_GIVEN PROBLEM_
Gather, from the data below, each line in which the word "JSON" occurs.

= = =

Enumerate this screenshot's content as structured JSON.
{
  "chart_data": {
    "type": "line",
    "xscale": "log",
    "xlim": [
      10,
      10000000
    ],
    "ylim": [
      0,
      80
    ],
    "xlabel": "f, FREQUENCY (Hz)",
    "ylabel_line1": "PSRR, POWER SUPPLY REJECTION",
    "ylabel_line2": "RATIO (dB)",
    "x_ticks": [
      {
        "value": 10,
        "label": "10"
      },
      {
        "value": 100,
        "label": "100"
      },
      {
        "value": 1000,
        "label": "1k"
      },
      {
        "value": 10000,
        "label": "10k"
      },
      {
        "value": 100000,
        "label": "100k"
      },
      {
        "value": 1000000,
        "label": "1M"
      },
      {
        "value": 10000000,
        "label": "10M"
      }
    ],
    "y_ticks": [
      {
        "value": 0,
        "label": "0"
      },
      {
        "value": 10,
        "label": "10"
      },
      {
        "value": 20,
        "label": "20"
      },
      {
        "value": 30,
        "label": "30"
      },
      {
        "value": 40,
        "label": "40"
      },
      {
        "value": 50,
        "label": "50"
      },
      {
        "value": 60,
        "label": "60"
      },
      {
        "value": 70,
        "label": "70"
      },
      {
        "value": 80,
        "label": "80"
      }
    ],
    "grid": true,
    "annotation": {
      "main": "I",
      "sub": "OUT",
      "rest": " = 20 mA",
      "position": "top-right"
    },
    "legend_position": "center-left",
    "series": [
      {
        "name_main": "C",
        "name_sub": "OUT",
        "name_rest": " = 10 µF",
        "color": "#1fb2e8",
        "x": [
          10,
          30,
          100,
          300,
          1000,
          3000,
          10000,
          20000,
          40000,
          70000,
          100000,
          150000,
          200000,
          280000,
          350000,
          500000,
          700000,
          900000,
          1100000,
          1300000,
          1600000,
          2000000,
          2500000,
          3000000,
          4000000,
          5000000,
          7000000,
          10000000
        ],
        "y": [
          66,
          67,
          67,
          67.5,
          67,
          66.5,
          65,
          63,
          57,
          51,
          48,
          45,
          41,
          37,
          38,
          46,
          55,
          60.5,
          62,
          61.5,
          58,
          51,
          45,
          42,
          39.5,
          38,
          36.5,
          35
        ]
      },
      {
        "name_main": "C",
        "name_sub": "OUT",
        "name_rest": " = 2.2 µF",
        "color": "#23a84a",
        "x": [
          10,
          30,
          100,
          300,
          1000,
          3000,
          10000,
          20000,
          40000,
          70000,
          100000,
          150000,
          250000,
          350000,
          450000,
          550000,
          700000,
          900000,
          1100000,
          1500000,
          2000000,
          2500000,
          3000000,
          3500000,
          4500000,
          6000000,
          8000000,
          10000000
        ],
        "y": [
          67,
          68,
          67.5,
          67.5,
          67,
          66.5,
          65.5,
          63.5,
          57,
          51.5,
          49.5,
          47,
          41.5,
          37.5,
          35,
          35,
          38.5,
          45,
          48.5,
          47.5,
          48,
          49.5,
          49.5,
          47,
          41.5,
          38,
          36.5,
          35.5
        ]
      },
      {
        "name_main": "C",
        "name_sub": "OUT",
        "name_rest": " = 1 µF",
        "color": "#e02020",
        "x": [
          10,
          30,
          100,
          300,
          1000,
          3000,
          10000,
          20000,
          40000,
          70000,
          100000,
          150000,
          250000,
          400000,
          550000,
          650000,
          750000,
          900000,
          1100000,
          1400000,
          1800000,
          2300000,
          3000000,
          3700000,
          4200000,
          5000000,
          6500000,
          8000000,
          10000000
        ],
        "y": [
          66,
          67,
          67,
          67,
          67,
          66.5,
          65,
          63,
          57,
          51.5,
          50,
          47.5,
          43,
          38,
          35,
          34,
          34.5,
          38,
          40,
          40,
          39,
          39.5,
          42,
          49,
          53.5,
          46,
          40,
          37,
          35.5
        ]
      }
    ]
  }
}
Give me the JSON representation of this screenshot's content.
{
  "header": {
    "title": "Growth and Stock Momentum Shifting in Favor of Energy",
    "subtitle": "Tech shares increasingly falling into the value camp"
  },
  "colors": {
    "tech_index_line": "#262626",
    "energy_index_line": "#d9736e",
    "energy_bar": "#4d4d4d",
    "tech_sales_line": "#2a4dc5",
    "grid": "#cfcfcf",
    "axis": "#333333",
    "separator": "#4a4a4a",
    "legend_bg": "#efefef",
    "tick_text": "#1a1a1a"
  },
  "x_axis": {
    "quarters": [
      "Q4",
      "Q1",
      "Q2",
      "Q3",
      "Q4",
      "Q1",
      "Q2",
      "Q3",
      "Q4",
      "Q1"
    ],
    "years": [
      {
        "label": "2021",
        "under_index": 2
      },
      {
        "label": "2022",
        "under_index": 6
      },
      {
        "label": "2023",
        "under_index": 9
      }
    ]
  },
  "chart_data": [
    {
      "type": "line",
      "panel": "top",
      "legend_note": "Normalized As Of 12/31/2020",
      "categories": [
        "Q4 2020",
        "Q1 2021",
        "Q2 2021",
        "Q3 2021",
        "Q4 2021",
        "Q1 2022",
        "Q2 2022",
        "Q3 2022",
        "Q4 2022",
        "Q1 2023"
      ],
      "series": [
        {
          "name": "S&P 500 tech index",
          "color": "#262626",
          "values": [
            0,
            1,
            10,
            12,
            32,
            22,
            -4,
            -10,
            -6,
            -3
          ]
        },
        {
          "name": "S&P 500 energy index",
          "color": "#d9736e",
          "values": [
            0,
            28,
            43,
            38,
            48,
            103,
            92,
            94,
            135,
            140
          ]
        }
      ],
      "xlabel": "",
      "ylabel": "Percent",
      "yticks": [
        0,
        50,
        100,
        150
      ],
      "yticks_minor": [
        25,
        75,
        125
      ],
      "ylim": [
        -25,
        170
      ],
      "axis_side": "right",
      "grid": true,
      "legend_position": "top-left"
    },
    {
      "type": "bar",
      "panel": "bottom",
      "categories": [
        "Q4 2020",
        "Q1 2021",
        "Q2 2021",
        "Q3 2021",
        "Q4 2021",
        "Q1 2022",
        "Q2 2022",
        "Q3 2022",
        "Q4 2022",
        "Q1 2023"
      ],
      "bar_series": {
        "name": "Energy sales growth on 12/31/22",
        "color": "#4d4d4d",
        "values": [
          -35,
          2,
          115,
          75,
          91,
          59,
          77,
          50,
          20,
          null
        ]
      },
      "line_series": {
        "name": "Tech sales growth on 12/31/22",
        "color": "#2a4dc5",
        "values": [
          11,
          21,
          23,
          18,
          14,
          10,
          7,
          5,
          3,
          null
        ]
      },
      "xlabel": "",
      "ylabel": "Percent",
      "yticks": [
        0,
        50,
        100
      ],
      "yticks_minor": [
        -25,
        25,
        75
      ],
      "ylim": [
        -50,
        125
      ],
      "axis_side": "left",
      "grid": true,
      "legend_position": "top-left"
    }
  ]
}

= = =

_SOLUTION BELOW_
Enumerate this screenshot's content as structured JSON.
Give me the JSON representation of this screenshot's content.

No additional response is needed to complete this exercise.